Pick out every line holding the string "yoqdan" and copy it.

>> Start Information provided

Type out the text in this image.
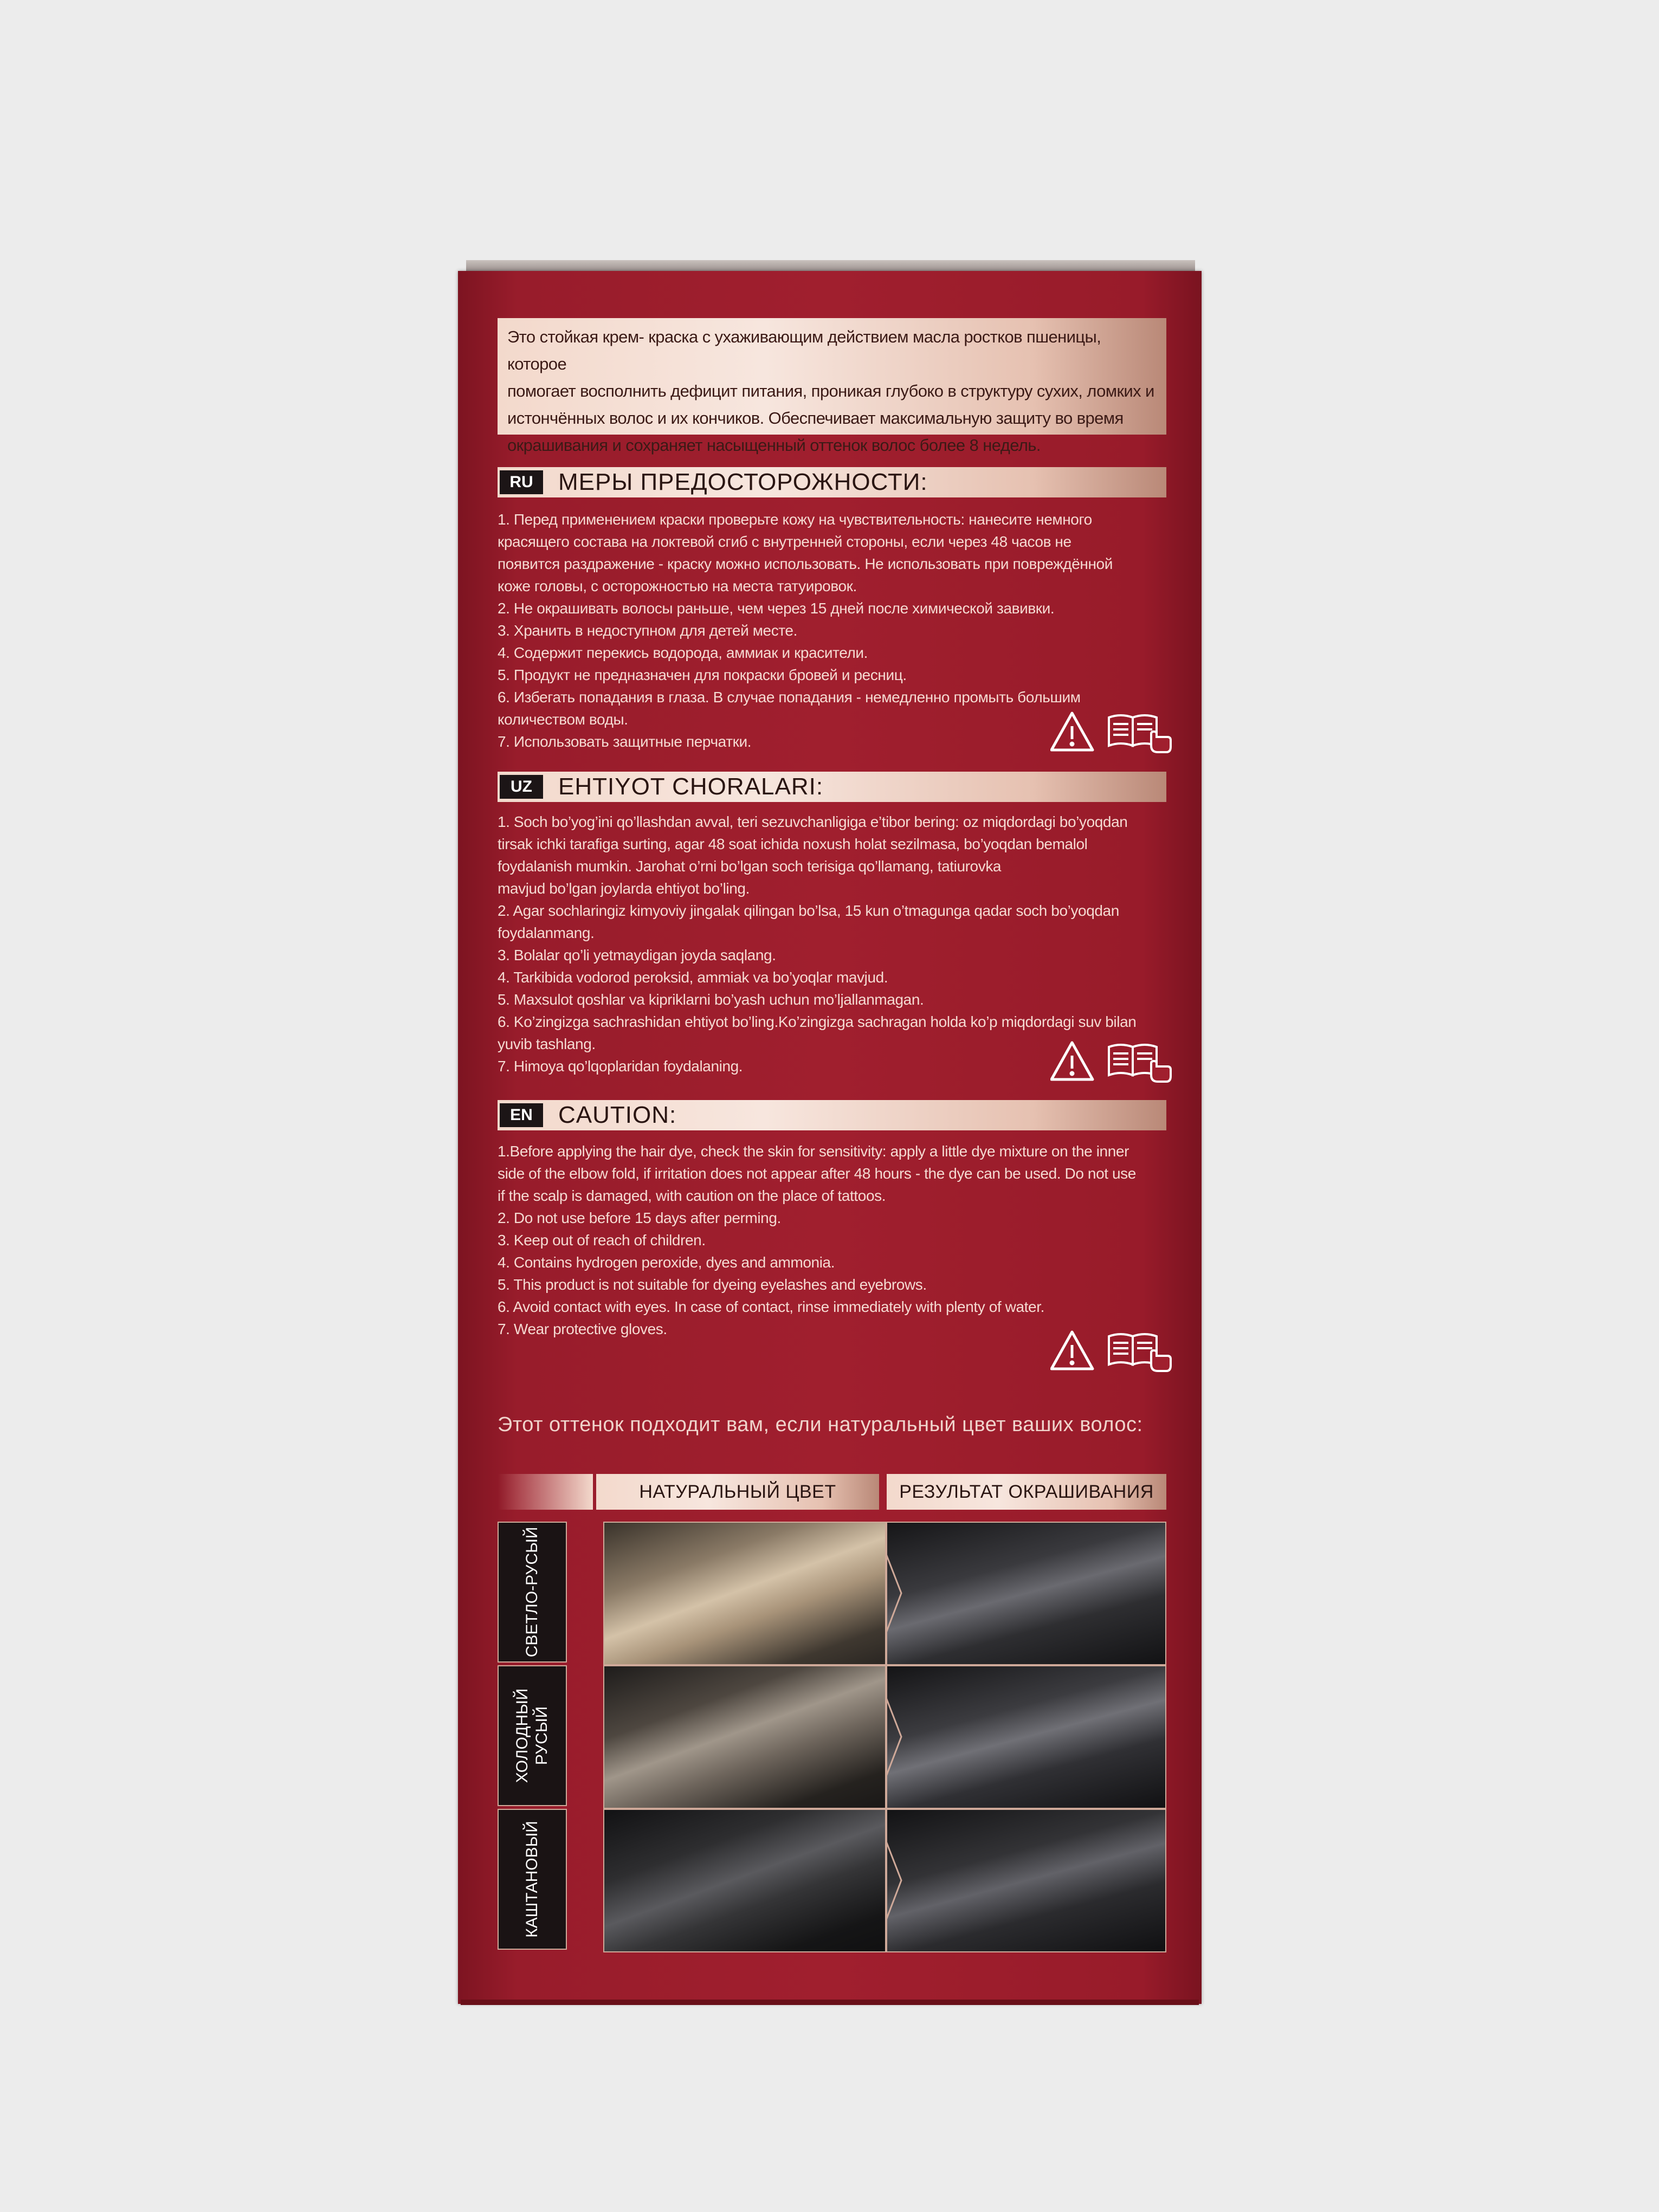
Это стойкая крем- краска с ухаживающим действием масла ростков пшеницы, которое
помогает восполнить дефицит питания, проникая глубоко в структуру сухих, ломких и
истончённых волос и их кончиков. Обеспечивает максимальную защиту во время
окрашивания и сохраняет насыщенный оттенок волос более 8 недель.
RU	МЕРЫ ПРЕДОСТОРОЖНОСТИ:
1. Перед применением краски проверьте кожу на чувствительность: нанесите немного
красящего состава на локтевой сгиб с внутренней стороны, если через 48 часов не
появится раздражение - краску можно использовать. Не использовать при повреждённой
коже головы, с осторожностью на места татуировок.
2. Не окрашивать волосы раньше, чем через 15 дней после химической завивки.
3. Хранить в недоступном для детей месте.
4. Содержит перекись водорода, аммиак и красители.
5. Продукт не предназначен для покраски бровей и ресниц.
6. Избегать попадания в глаза. В случае попадания - немедленно промыть большим
количеством воды.
7. Использовать защитные перчатки.
UZ	EHTIYOT CHORALARI:
1. Soch bo’yog’ini qo’llashdan avval, teri sezuvchanligiga e’tibor bering: oz miqdordagi bo’yoqdan
tirsak ichki tarafiga surting, agar 48 soat ichida noxush holat sezilmasa, bo’yoqdan bemalol
foydalanish mumkin. Jarohat o’rni bo’lgan soch terisiga qo’llamang, tatiurovka
mavjud bo’lgan joylarda ehtiyot bo’ling.
2. Agar sochlaringiz kimyoviy jingalak qilingan bo’lsa, 15 kun o’tmagunga qadar soch bo’yoqdan
foydalanmang.
3. Bolalar qo’li yetmaydigan joyda saqlang.
4. Tarkibida vodorod peroksid, ammiak va bo’yoqlar mavjud.
5. Maxsulot qoshlar va kipriklarni bo’yash uchun mo’ljallanmagan.
6. Ko’zingizga sachrashidan ehtiyot bo’ling.Ko’zingizga sachragan holda ko’p miqdordagi suv bilan
yuvib tashlang.
7. Himoya qo’lqoplaridan foydalaning.
EN	CAUTION:
1.Before applying the hair dye, check the skin for sensitivity: apply a little dye mixture on the inner
side of the elbow fold, if irritation does not appear after 48 hours - the dye can be used. Do not use
if the scalp is damaged, with caution on the place of tattoos.
2. Do not use before 15 days after perming.
3. Keep out of reach of children.
4. Contains hydrogen peroxide, dyes and ammonia.
5. This product is not suitable for dyeing eyelashes and eyebrows.
6. Avoid contact with eyes. In case of contact, rinse immediately with plenty of water.
7. Wear protective gloves.
Этот оттенок подходит вам, если натуральный цвет ваших волос:
НАТУРАЛЬНЫЙ ЦВЕТ	РЕЗУЛЬТАТ ОКРАШИВАНИЯ
СВЕТЛО-РУСЫЙ
ХОЛОДНЫЙ
РУСЫЙ
КАШТАНОВЫЙ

>> End Information provided

* _Solution to this task_:
1. Soch bo’yog’ini qo’llashdan avval, teri sezuvchanligiga e’tibor bering: oz miqdordagi bo’yoqdan
tirsak ichki tarafiga surting, agar 48 soat ichida noxush holat sezilmasa, bo’yoqdan bemalol
2. Agar sochlaringiz kimyoviy jingalak qilingan bo’lsa, 15 kun o’tmagunga qadar soch bo’yoqdan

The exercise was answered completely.